OBJECTIVE:
Using the data beneath, show every line that includes the word "year".

Dataset rows about figures:
——

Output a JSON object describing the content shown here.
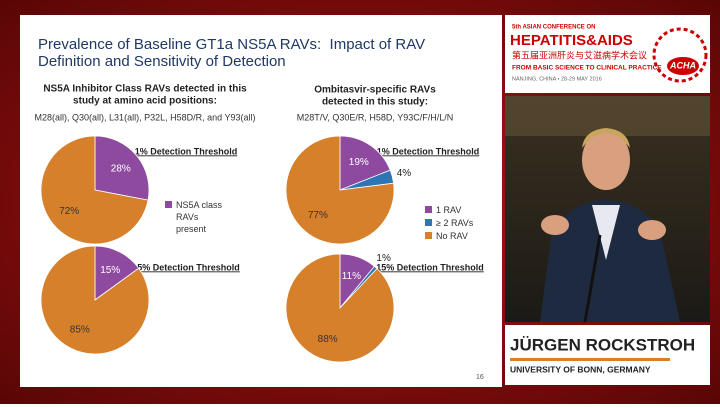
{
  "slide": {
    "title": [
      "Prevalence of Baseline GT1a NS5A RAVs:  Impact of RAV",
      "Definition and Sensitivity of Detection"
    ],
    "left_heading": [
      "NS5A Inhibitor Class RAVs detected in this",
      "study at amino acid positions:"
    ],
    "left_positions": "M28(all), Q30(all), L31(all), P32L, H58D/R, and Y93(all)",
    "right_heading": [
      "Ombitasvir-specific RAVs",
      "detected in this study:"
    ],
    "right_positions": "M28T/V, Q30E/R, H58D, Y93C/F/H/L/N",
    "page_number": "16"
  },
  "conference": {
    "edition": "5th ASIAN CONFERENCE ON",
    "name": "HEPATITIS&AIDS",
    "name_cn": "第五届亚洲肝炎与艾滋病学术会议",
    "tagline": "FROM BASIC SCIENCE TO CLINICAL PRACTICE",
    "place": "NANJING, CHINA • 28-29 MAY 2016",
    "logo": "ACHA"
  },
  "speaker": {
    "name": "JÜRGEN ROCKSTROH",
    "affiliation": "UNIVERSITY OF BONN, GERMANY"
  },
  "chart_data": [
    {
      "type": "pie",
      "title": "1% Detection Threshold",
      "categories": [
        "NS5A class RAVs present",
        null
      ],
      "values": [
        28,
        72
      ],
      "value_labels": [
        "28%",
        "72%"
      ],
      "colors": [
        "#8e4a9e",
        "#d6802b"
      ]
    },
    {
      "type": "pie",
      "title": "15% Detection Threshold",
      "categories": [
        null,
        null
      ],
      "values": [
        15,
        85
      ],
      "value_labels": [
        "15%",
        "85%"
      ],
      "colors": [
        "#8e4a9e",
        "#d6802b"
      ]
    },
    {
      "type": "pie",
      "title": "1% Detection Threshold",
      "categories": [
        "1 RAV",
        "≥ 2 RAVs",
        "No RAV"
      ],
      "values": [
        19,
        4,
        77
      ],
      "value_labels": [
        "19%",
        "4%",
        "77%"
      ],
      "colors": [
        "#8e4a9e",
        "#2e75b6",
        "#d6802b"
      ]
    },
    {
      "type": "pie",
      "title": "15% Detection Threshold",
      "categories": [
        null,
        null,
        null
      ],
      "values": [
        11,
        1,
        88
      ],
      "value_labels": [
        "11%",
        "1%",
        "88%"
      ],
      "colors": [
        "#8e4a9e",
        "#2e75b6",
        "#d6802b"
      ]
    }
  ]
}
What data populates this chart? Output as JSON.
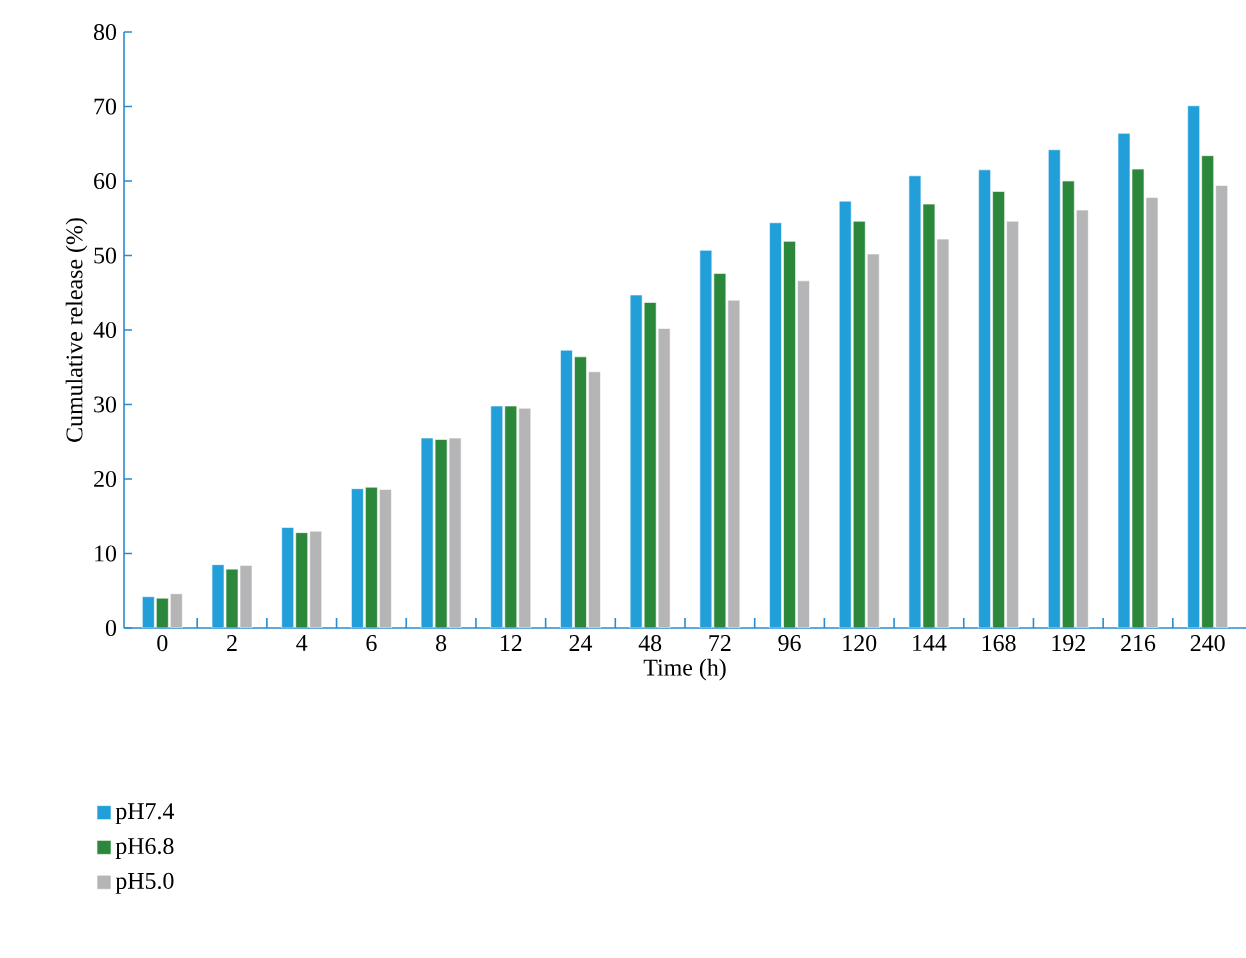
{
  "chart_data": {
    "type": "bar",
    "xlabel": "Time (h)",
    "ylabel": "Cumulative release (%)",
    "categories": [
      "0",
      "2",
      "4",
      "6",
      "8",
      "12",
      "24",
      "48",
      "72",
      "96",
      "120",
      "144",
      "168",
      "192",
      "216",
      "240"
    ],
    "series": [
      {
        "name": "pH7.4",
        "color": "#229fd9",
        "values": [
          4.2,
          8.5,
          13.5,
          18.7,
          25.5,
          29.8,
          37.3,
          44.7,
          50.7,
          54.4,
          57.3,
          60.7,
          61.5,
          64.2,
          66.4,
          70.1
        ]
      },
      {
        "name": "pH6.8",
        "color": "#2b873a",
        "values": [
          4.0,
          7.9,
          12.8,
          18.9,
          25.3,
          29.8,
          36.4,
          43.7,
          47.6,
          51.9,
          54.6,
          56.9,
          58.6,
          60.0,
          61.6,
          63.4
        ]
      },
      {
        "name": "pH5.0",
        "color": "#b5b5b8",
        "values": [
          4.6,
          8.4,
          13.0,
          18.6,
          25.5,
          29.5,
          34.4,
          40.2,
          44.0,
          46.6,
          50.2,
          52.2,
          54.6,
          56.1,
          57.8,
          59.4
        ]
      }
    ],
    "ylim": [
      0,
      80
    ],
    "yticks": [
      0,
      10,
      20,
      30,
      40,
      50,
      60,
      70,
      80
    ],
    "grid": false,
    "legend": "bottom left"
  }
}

——

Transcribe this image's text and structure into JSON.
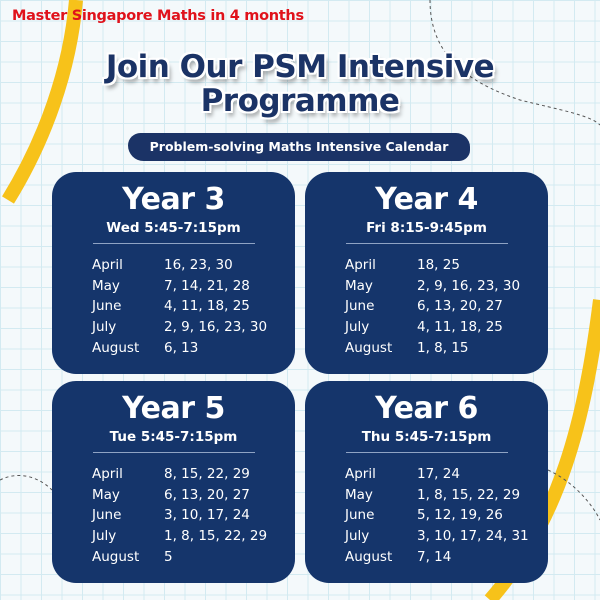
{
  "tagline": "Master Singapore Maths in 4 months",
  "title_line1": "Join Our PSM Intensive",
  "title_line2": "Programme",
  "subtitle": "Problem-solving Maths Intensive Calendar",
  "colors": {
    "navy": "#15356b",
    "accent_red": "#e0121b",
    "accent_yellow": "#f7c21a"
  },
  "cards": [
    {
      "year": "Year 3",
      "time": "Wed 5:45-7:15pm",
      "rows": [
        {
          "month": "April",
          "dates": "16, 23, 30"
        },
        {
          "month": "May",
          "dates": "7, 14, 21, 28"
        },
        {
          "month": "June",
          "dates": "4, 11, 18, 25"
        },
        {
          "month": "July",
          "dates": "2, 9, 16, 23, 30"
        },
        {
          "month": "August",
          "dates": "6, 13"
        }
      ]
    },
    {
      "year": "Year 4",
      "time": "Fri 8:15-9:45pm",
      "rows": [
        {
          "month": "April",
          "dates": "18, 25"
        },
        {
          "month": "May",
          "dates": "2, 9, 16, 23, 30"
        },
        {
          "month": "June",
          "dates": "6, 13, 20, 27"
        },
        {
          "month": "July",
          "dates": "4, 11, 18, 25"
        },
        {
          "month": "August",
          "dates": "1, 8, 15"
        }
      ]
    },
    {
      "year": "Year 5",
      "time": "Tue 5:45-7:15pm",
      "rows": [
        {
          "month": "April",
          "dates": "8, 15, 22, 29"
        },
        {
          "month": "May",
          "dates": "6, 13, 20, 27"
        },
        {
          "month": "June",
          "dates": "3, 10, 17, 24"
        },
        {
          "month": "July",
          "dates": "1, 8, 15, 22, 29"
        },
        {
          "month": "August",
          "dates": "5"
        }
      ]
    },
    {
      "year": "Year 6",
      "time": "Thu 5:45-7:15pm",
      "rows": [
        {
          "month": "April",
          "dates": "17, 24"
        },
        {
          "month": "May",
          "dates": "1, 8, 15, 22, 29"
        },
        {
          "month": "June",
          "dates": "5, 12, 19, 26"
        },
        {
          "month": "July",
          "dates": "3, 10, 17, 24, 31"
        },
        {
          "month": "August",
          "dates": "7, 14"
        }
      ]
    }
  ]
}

——

SOLVED PROBLEM:
      "year": "Year 3",
      "year": "Year 4",
      "year": "Year 5",
      "year": "Year 6",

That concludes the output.